BEGIN RECORD LIST
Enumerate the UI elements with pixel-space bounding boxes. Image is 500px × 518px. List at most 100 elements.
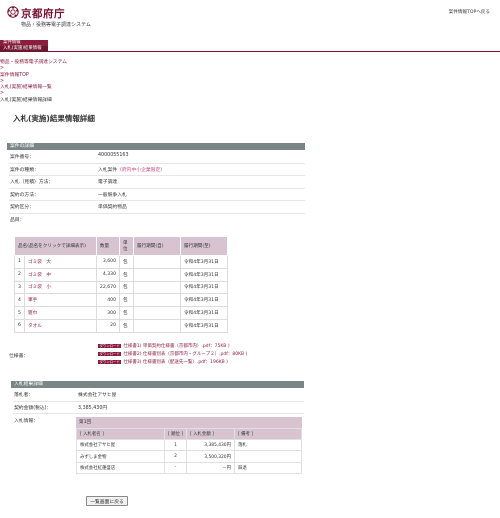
item-period-to: 令和4年3月31日 xyxy=(180,267,228,282)
item-period-from xyxy=(133,293,181,308)
bid-round-header: 第1回 xyxy=(76,417,302,428)
bid-note: 落札 xyxy=(234,438,302,452)
item-period-from xyxy=(133,267,181,282)
result-details: 落札者： 株式会社アサヒ屋 契約金額(税込)： 3,385,430円 xyxy=(13,389,304,419)
row-number: 3 xyxy=(14,280,25,295)
winner-label: 落札者： xyxy=(14,393,34,398)
tab-bid-results[interactable]: 入札(実施)結果情報 xyxy=(0,46,48,52)
spec-file-item: ダウンロード 仕様書2( 仕様書別表（京都市内・グループ２）.pdf：80KB ) xyxy=(98,351,247,359)
contract-method-value: 一般競争入札 xyxy=(98,192,127,198)
item-unit: 包 xyxy=(119,306,134,320)
bid-method-label: 入札（見積）方法： xyxy=(10,180,54,185)
item-period-to: 令和4年3月31日 xyxy=(180,318,228,333)
case-row-method: 入札（見積）方法： 電子調達 xyxy=(9,176,305,189)
download-icon[interactable]: ダウンロード xyxy=(98,351,122,356)
table-row: 4 軍手 400 包 令和4年3月31日 xyxy=(14,293,228,308)
items-label: 品目： xyxy=(10,217,25,223)
bidder-name: 株式会社アサヒ屋 xyxy=(76,438,165,452)
row-number: 4 xyxy=(14,293,25,308)
bid-method-value: 電子調達 xyxy=(98,180,118,185)
item-period-from xyxy=(133,280,181,295)
table-row: 5 雑巾 300 包 令和4年3月31日 xyxy=(14,306,228,320)
contract-type-label: 契約区分： xyxy=(10,205,34,210)
contract-amount-value: 3,385,430円 xyxy=(78,405,108,411)
spec-file-link[interactable]: 仕様書1( 単価契約仕様書（京都市内）.pdf：75KB ) xyxy=(123,344,229,349)
col-item-name: 品名(品名をクリックで詳細表示) xyxy=(14,236,97,256)
bid-info-label: 入札情報： xyxy=(14,419,38,424)
item-quantity: 400 xyxy=(95,293,121,308)
item-name-link[interactable]: ゴミ袋 小 xyxy=(24,280,97,295)
item-name-link[interactable]: 軍手 xyxy=(24,293,97,308)
row-number: 1 xyxy=(14,255,25,269)
item-unit: 包 xyxy=(119,267,134,282)
row-number: 5 xyxy=(14,306,25,320)
case-row-contract-type: 契約区分： 単価契約物品 xyxy=(9,201,305,214)
col-period-from: 履行期間(自) xyxy=(133,236,181,256)
download-icon[interactable]: ダウンロード xyxy=(98,343,122,348)
kyoto-emblem-icon xyxy=(7,6,19,18)
table-row: 3 ゴミ袋 小 22,670 包 令和4年3月31日 xyxy=(14,280,228,295)
spec-file-item: ダウンロード 仕様書1( 単価契約仕様書（京都市内）.pdf：75KB ) xyxy=(98,343,247,351)
item-quantity: 4,330 xyxy=(95,267,121,282)
table-row: 株式会社アサヒ屋 1 3,385,430円 落札 xyxy=(76,438,302,452)
spec-file-item: ダウンロード 仕様書3( 仕様書別表（配送先一覧）.pdf：196KB ) xyxy=(98,359,247,367)
item-unit: 包 xyxy=(119,280,134,295)
site-logo[interactable]: 京都府庁 物品・役務等電子調達システム xyxy=(7,6,117,32)
bid-amount: 3,500,320円 xyxy=(186,450,235,463)
result-row-amount: 契約金額(税込)： 3,385,430円 xyxy=(13,402,304,414)
case-row-contract-method: 契約の方法： 一般競争入札 xyxy=(9,189,305,201)
item-quantity: 22,670 xyxy=(95,280,121,295)
spec-file-link[interactable]: 仕様書3( 仕様書別表（配送先一覧）.pdf：196KB ) xyxy=(123,360,228,365)
col-note: [ 備考 ] xyxy=(234,428,302,440)
col-rank: [ 順位 ] xyxy=(164,428,187,440)
item-unit: 包 xyxy=(119,293,134,308)
item-period-from xyxy=(133,318,181,333)
bid-rank: - xyxy=(164,461,187,475)
bidder-name: みずしま金物 xyxy=(76,450,165,463)
bid-note: 辞退 xyxy=(234,461,302,475)
result-details-header: 入札結果詳細 xyxy=(11,381,304,388)
table-row: 2 ゴミ袋 中 4,330 包 令和4年3月31日 xyxy=(14,267,228,282)
col-bid-amount: [ 入札金額 ] xyxy=(186,428,235,440)
col-quantity: 数量 xyxy=(95,236,121,256)
spec-file-link[interactable]: 仕様書2( 仕様書別表（京都市内・グループ２）.pdf：80KB ) xyxy=(123,352,247,357)
breadcrumb-current: 入札(実施)結果情報詳細 xyxy=(0,97,52,103)
item-quantity: 300 xyxy=(95,306,121,320)
item-period-to: 令和4年3月31日 xyxy=(180,255,228,269)
case-number-value: 4000055163 xyxy=(98,153,129,158)
case-number-label: 案件番号： xyxy=(10,155,34,160)
items-table: 品名(品名をクリックで詳細表示) 数量 単位 履行期間(自) 履行期間(至) 1… xyxy=(14,236,228,333)
bid-rank: 2 xyxy=(164,450,187,463)
breadcrumb-system-link[interactable]: 物品・役務等電子調達システム xyxy=(0,60,67,66)
bidder-name: 株式会社紅蓮盛店 xyxy=(76,461,165,475)
item-quantity: 3,600 xyxy=(95,255,121,269)
bid-note xyxy=(234,450,302,463)
bid-amount: 3,385,430円 xyxy=(186,438,235,452)
table-row: 1 ゴミ袋 大 3,600 包 令和4年3月31日 xyxy=(14,255,228,269)
page-title: 入札(実施)結果情報詳細 xyxy=(13,114,95,123)
case-row-items: 品目： xyxy=(9,214,305,227)
col-unit: 単位 xyxy=(119,236,134,256)
specs-list: ダウンロード 仕様書1( 単価契約仕様書（京都市内）.pdf：75KB ) ダウン… xyxy=(98,343,247,367)
item-name-link[interactable]: ゴミ袋 大 xyxy=(24,255,97,269)
back-to-list-button[interactable]: 一覧画面に戻る xyxy=(86,496,128,506)
bid-amount: －円 xyxy=(186,461,235,475)
bid-table-header: [ 入札者名 ] [ 順位 ] [ 入札金額 ] [ 備考 ] xyxy=(76,428,302,440)
table-row: 株式会社紅蓮盛店 - －円 辞退 xyxy=(76,461,302,475)
bid-table: [ 入札者名 ] [ 順位 ] [ 入札金額 ] [ 備考 ] 株式会社アサヒ屋… xyxy=(76,428,302,475)
download-icon[interactable]: ダウンロード xyxy=(98,359,122,364)
case-row-type: 案件の種類： 入札案件 (府内中小企業限定) xyxy=(9,164,305,176)
item-name-link[interactable]: タオル xyxy=(24,318,97,333)
back-to-top-link[interactable]: 案件情報TOPへ戻る xyxy=(449,9,490,15)
col-bidder-name: [ 入札者名 ] xyxy=(76,428,165,440)
logo-name: 京都府庁 xyxy=(21,8,65,20)
breadcrumb: 物品・役務等電子調達システム > 案件情報TOP > 入札(実施)結果情報一覧 … xyxy=(0,60,67,104)
item-name-link[interactable]: ゴミ袋 中 xyxy=(24,267,97,282)
case-row-number: 案件番号： 4000055163 xyxy=(9,151,305,164)
items-table-header: 品名(品名をクリックで詳細表示) 数量 単位 履行期間(自) 履行期間(至) xyxy=(14,236,228,256)
item-name-link[interactable]: 雑巾 xyxy=(24,306,97,320)
case-type-value: 入札案件 xyxy=(98,167,118,173)
item-period-from xyxy=(133,306,181,320)
item-period-to: 令和4年3月31日 xyxy=(180,293,228,308)
winner-value: 株式会社アサヒ屋 xyxy=(78,393,117,398)
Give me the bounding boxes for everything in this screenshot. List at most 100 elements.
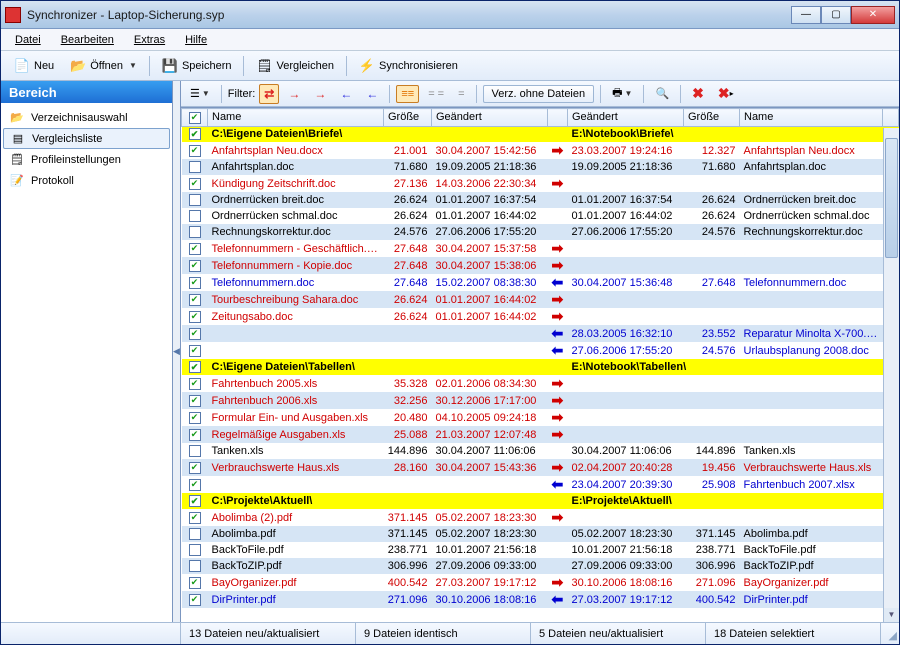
close-button[interactable]: ✕ (851, 6, 895, 24)
col-header-name-right[interactable]: Name (740, 109, 883, 127)
file-row[interactable]: Fahrtenbuch 2005.xls35.32802.01.2006 08:… (182, 375, 899, 392)
cell-action[interactable]: ➡ (548, 409, 568, 426)
row-checkbox[interactable] (189, 194, 201, 206)
col-header-checkbox[interactable] (182, 109, 208, 127)
dropdown-icon[interactable]: ▼ (129, 61, 137, 70)
maximize-button[interactable]: ▢ (821, 6, 851, 24)
sidebar-item-vergleichsliste[interactable]: ▤Vergleichsliste (3, 128, 170, 149)
cell-action[interactable]: ➡ (548, 240, 568, 257)
row-checkbox[interactable] (189, 361, 201, 373)
row-checkbox[interactable] (189, 294, 201, 306)
file-row[interactable]: ⬅27.06.2006 17:55:2024.576Urlaubsplanung… (182, 342, 899, 359)
cell-action[interactable]: ➡ (548, 509, 568, 526)
sidebar-collapse-handle[interactable]: ◀ (173, 81, 181, 622)
file-row[interactable]: Ordnerrücken breit.doc26.62401.01.2007 1… (182, 192, 899, 208)
row-checkbox[interactable] (189, 145, 201, 157)
sidebar-item-profileinstellungen[interactable]: 🗒Profileinstellungen (1, 149, 172, 170)
file-row[interactable]: Formular Ein- und Ausgaben.xls20.48004.1… (182, 409, 899, 426)
cell-action[interactable]: ➡ (548, 574, 568, 591)
check-all-icon[interactable] (189, 112, 201, 124)
toolbar-oeffnen[interactable]: Öffnen ▼ (63, 54, 144, 78)
toolbar-vergleichen[interactable]: Vergleichen (249, 54, 341, 78)
row-checkbox[interactable] (189, 378, 201, 390)
file-row[interactable]: Tanken.xls144.89630.04.2007 11:06:0630.0… (182, 443, 899, 459)
filter-show-all-dropdown[interactable]: ☰▼ (185, 84, 215, 103)
folder-group-row[interactable]: C:\Projekte\Aktuell\E:\Projekte\Aktuell\ (182, 493, 899, 509)
menu-datei[interactable]: Datei (7, 32, 49, 48)
cell-action[interactable]: ⬅ (548, 591, 568, 608)
sidebar-item-verzeichnisauswahl[interactable]: 📂Verzeichnisauswahl (1, 107, 172, 128)
cell-action[interactable] (548, 192, 568, 208)
row-checkbox[interactable] (189, 462, 201, 474)
row-checkbox[interactable] (189, 395, 201, 407)
row-checkbox[interactable] (189, 429, 201, 441)
row-checkbox[interactable] (189, 528, 201, 540)
cell-action[interactable] (548, 159, 568, 175)
menu-extras[interactable]: Extras (126, 32, 173, 48)
filter-only-left[interactable]: ← (361, 84, 383, 104)
cell-action[interactable] (548, 542, 568, 558)
row-checkbox[interactable] (189, 277, 201, 289)
filter-both-directions[interactable]: ⇄ (259, 84, 279, 104)
row-checkbox[interactable] (189, 560, 201, 572)
col-header-name-left[interactable]: Name (208, 109, 384, 127)
cell-action[interactable]: ➡ (548, 175, 568, 192)
preview-button[interactable]: 🔍 (650, 84, 674, 103)
cell-action[interactable] (548, 443, 568, 459)
cell-action[interactable]: ➡ (548, 308, 568, 325)
file-row[interactable]: Telefonnummern.doc27.64815.02.2007 08:38… (182, 274, 899, 291)
filter-show-diffs[interactable]: ≡≡ (396, 85, 419, 103)
menu-bearbeiten[interactable]: Bearbeiten (53, 32, 122, 48)
hide-empty-folders-button[interactable]: Verz. ohne Dateien (483, 85, 595, 103)
col-header-date-left[interactable]: Geändert (432, 109, 548, 127)
vertical-scrollbar[interactable]: ▼ (883, 128, 899, 622)
cell-action[interactable]: ➡ (548, 392, 568, 409)
delete-all-button[interactable]: ✖▸ (713, 82, 739, 105)
cell-action[interactable] (548, 526, 568, 542)
file-row[interactable]: Anfahrtsplan Neu.docx21.00130.04.2007 15… (182, 142, 899, 159)
file-row[interactable]: Zeitungsabo.doc26.62401.01.2007 16:44:02… (182, 308, 899, 325)
delete-button[interactable]: ✖ (687, 82, 709, 105)
file-row[interactable]: Kündigung Zeitschrift.doc27.13614.03.200… (182, 175, 899, 192)
file-row[interactable]: BayOrganizer.pdf400.54227.03.2007 19:17:… (182, 574, 899, 591)
file-row[interactable]: BackToZIP.pdf306.99627.09.2006 09:33:002… (182, 558, 899, 574)
cell-action[interactable]: ➡ (548, 426, 568, 443)
minimize-button[interactable]: — (791, 6, 821, 24)
folder-group-row[interactable]: C:\Eigene Dateien\Briefe\E:\Notebook\Bri… (182, 126, 899, 142)
row-checkbox[interactable] (189, 512, 201, 524)
row-checkbox[interactable] (189, 226, 201, 238)
filter-show-equal[interactable]: = = (423, 85, 449, 103)
row-checkbox[interactable] (189, 311, 201, 323)
row-checkbox[interactable] (189, 345, 201, 357)
file-row[interactable]: Abolimba.pdf371.14505.02.2007 18:23:3005… (182, 526, 899, 542)
cell-action[interactable]: ⬅ (548, 342, 568, 359)
file-row[interactable]: Rechnungskorrektur.doc24.57627.06.2006 1… (182, 224, 899, 240)
resize-grip-icon[interactable]: ◢ (881, 623, 899, 644)
file-row[interactable]: Anfahrtsplan.doc71.68019.09.2005 21:18:3… (182, 159, 899, 175)
col-header-size-right[interactable]: Größe (684, 109, 740, 127)
row-checkbox[interactable] (189, 210, 201, 222)
file-row[interactable]: Tourbeschreibung Sahara.doc26.62401.01.2… (182, 291, 899, 308)
row-checkbox[interactable] (189, 412, 201, 424)
col-header-action[interactable] (548, 109, 568, 127)
toolbar-neu[interactable]: Neu (7, 54, 61, 78)
file-row[interactable]: Verbrauchswerte Haus.xls28.16030.04.2007… (182, 459, 899, 476)
file-row[interactable]: Telefonnummern - Kopie.doc27.64830.04.20… (182, 257, 899, 274)
menu-hilfe[interactable]: Hilfe (177, 32, 215, 48)
row-checkbox[interactable] (189, 161, 201, 173)
file-row[interactable]: Fahrtenbuch 2006.xls32.25630.12.2006 17:… (182, 392, 899, 409)
toolbar-speichern[interactable]: Speichern (155, 54, 239, 78)
row-checkbox[interactable] (189, 243, 201, 255)
row-checkbox[interactable] (189, 544, 201, 556)
print-button[interactable]: 🖶▼ (607, 81, 637, 106)
row-checkbox[interactable] (189, 594, 201, 606)
sidebar-item-protokoll[interactable]: 📝Protokoll (1, 170, 172, 191)
row-checkbox[interactable] (189, 479, 201, 491)
file-row[interactable]: DirPrinter.pdf271.09630.10.2006 18:08:16… (182, 591, 899, 608)
file-row[interactable]: ⬅23.04.2007 20:39:3025.908Fahrtenbuch 20… (182, 476, 899, 493)
col-header-date-right[interactable]: Geändert (568, 109, 684, 127)
filter-only-right[interactable]: → (283, 84, 305, 104)
file-row[interactable]: Abolimba (2).pdf371.14505.02.2007 18:23:… (182, 509, 899, 526)
row-checkbox[interactable] (189, 260, 201, 272)
row-checkbox[interactable] (189, 178, 201, 190)
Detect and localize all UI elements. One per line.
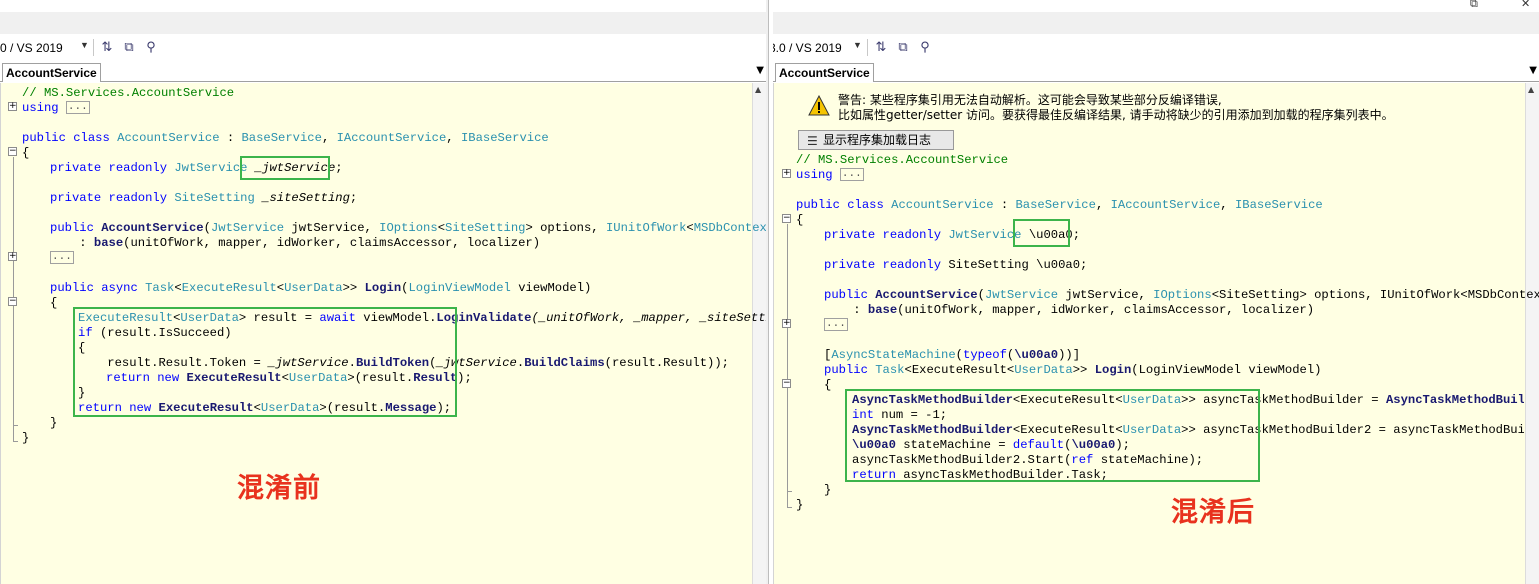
sort-az-icon[interactable]: ⇅: [872, 38, 890, 56]
code-line: }: [50, 416, 58, 430]
code-line: ...: [50, 251, 74, 266]
code-line: private readonly SiteSetting \u00a0;: [824, 258, 1088, 272]
code-line: // MS.Services.AccountService: [22, 86, 235, 100]
fold-guide-end: [787, 491, 792, 492]
caption-before: 混淆前: [237, 473, 321, 504]
code-line: {: [796, 213, 804, 227]
show-assembly-load-log-button[interactable]: ☰ 显示程序集加载日志: [798, 130, 954, 150]
right-title-bar: ⧉ ✕: [773, 0, 1539, 12]
right-vertical-scrollbar[interactable]: ▲: [1525, 83, 1539, 584]
highlight-method-body-box: [845, 389, 1260, 482]
collapse-icon[interactable]: −: [782, 214, 791, 223]
collapse-icon[interactable]: −: [782, 379, 791, 388]
warning-icon: [808, 95, 830, 116]
toolbar-separator: [867, 39, 868, 56]
search-icon[interactable]: ⚲: [142, 38, 160, 56]
code-line: public Task<ExecuteResult<UserData>> Log…: [824, 363, 1322, 377]
code-line: : base(unitOfWork, mapper, idWorker, cla…: [50, 236, 541, 250]
restore-window-icon[interactable]: ⧉: [1470, 0, 1478, 11]
left-menu-strip: [0, 12, 766, 34]
fold-guide: [13, 307, 14, 425]
show-assembly-load-log-label: 显示程序集加载日志: [823, 133, 932, 147]
code-line: }: [824, 483, 832, 497]
window-copy-icon[interactable]: ⧉: [894, 38, 912, 56]
fold-guide-end: [787, 507, 792, 508]
expand-icon[interactable]: +: [8, 252, 17, 261]
expand-icon[interactable]: +: [8, 102, 17, 111]
code-line: }: [796, 498, 804, 512]
code-line: {: [22, 146, 30, 160]
close-window-icon[interactable]: ✕: [1521, 0, 1530, 10]
scroll-up-icon[interactable]: ▲: [1528, 85, 1534, 94]
search-icon[interactable]: ⚲: [916, 38, 934, 56]
toolbar-separator: [93, 39, 94, 56]
highlight-method-body-box: [73, 307, 457, 417]
language-version-select[interactable]: 0 / VS 2019: [0, 41, 63, 55]
language-version-select[interactable]: 3.0 / VS 2019: [773, 41, 842, 55]
code-line: public async Task<ExecuteResult<UserData…: [50, 281, 592, 295]
right-menu-strip: [773, 12, 1539, 34]
chevron-down-icon[interactable]: ▼: [80, 40, 89, 50]
collapsed-region[interactable]: ...: [839, 168, 864, 182]
left-toolbar: 0 / VS 2019 ▼ ⇅ ⧉ ⚲: [0, 37, 766, 59]
warning-message-line-2: 比如属性getter/setter 访问。要获得最佳反编译结果, 请手动将缺少的…: [838, 108, 1394, 122]
tab-dropdown-icon[interactable]: ▼: [1529, 65, 1537, 76]
fold-guide-end: [13, 441, 18, 442]
left-title-bar: [0, 0, 766, 12]
highlight-field-box: [240, 156, 330, 180]
code-line: public class AccountService : BaseServic…: [796, 198, 1323, 212]
pane-splitter[interactable]: [766, 0, 773, 584]
tab-dropdown-icon[interactable]: ▼: [756, 65, 764, 76]
list-icon: ☰: [807, 134, 818, 148]
tab-accountservice[interactable]: AccountService: [775, 63, 874, 82]
left-tab-bar: AccountService ▼: [0, 62, 766, 82]
code-line: public AccountService(JwtService jwtServ…: [50, 221, 766, 235]
collapsed-region[interactable]: ...: [65, 101, 90, 115]
highlight-field-box: [1013, 219, 1070, 247]
caption-after: 混淆后: [1171, 497, 1255, 528]
chevron-down-icon[interactable]: ▼: [853, 40, 862, 50]
code-line: // MS.Services.AccountService: [796, 153, 1009, 167]
expand-icon[interactable]: +: [782, 319, 791, 328]
left-vertical-scrollbar[interactable]: ▲: [752, 83, 766, 584]
code-line: public AccountService(JwtService jwtServ…: [824, 288, 1539, 302]
code-line: using ...: [22, 101, 90, 115]
fold-guide: [787, 389, 788, 491]
collapse-icon[interactable]: −: [8, 147, 17, 156]
code-line: }: [22, 431, 30, 445]
collapsed-region[interactable]: ...: [50, 251, 74, 265]
code-line: {: [50, 296, 58, 310]
code-line: [AsyncStateMachine(typeof(\u00a0))]: [824, 348, 1081, 362]
code-line: ...: [824, 318, 848, 333]
scroll-up-icon[interactable]: ▲: [755, 85, 761, 94]
code-line: : base(unitOfWork, mapper, idWorker, cla…: [824, 303, 1315, 317]
tab-accountservice[interactable]: AccountService: [2, 63, 101, 82]
collapse-icon[interactable]: −: [8, 297, 17, 306]
code-line: {: [824, 378, 832, 392]
code-line: public class AccountService : BaseServic…: [22, 131, 549, 145]
collapsed-region[interactable]: ...: [824, 318, 848, 332]
sort-az-icon[interactable]: ⇅: [98, 38, 116, 56]
left-decompiler-window: 0 / VS 2019 ▼ ⇅ ⧉ ⚲ AccountService ▼ ▲ +…: [0, 0, 766, 584]
code-line: private readonly SiteSetting _siteSettin…: [50, 191, 358, 205]
code-line: using ...: [796, 168, 864, 182]
window-copy-icon[interactable]: ⧉: [120, 38, 138, 56]
expand-icon[interactable]: +: [782, 169, 791, 178]
right-tab-bar: AccountService ▼: [773, 62, 1539, 82]
right-toolbar: 3.0 / VS 2019 ▼ ⇅ ⧉ ⚲: [773, 37, 1539, 59]
fold-guide-end: [13, 425, 18, 426]
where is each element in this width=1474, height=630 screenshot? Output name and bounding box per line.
END RECORD LIST
#### WHAT THE EXERCISE ASKS
Starting with the line containing "item-period-to: 令和4年3月31日 xyxy=(180,267,228,282)" and going on through the line containing "bid-method-label: 入札（見積）方法： xyxy=(10,180,54,185)", quote those entry lines word for word.

#### THE RESPONSE
item-period-to: 令和4年3月31日 xyxy=(180,267,228,282)
item-period-from xyxy=(133,293,181,308)
bid-round-header: 第1回 xyxy=(76,417,302,428)
bid-note: 落札 xyxy=(234,438,302,452)
item-period-from xyxy=(133,267,181,282)
result-details: 落札者： 株式会社アサヒ屋 契約金額(税込)： 3,385,430円 xyxy=(13,389,304,419)
row-number: 3 xyxy=(14,280,25,295)
winner-label: 落札者： xyxy=(14,393,34,398)
tab-bid-results[interactable]: 入札(実施)結果情報 xyxy=(0,46,48,52)
spec-file-item: ダウンロード 仕様書2( 仕様書別表（京都市内・グループ２）.pdf：80KB ) xyxy=(98,351,247,359)
contract-method-value: 一般競争入札 xyxy=(98,192,127,198)
item-unit: 包 xyxy=(119,306,134,320)
bid-method-label: 入札（見積）方法： xyxy=(10,180,54,185)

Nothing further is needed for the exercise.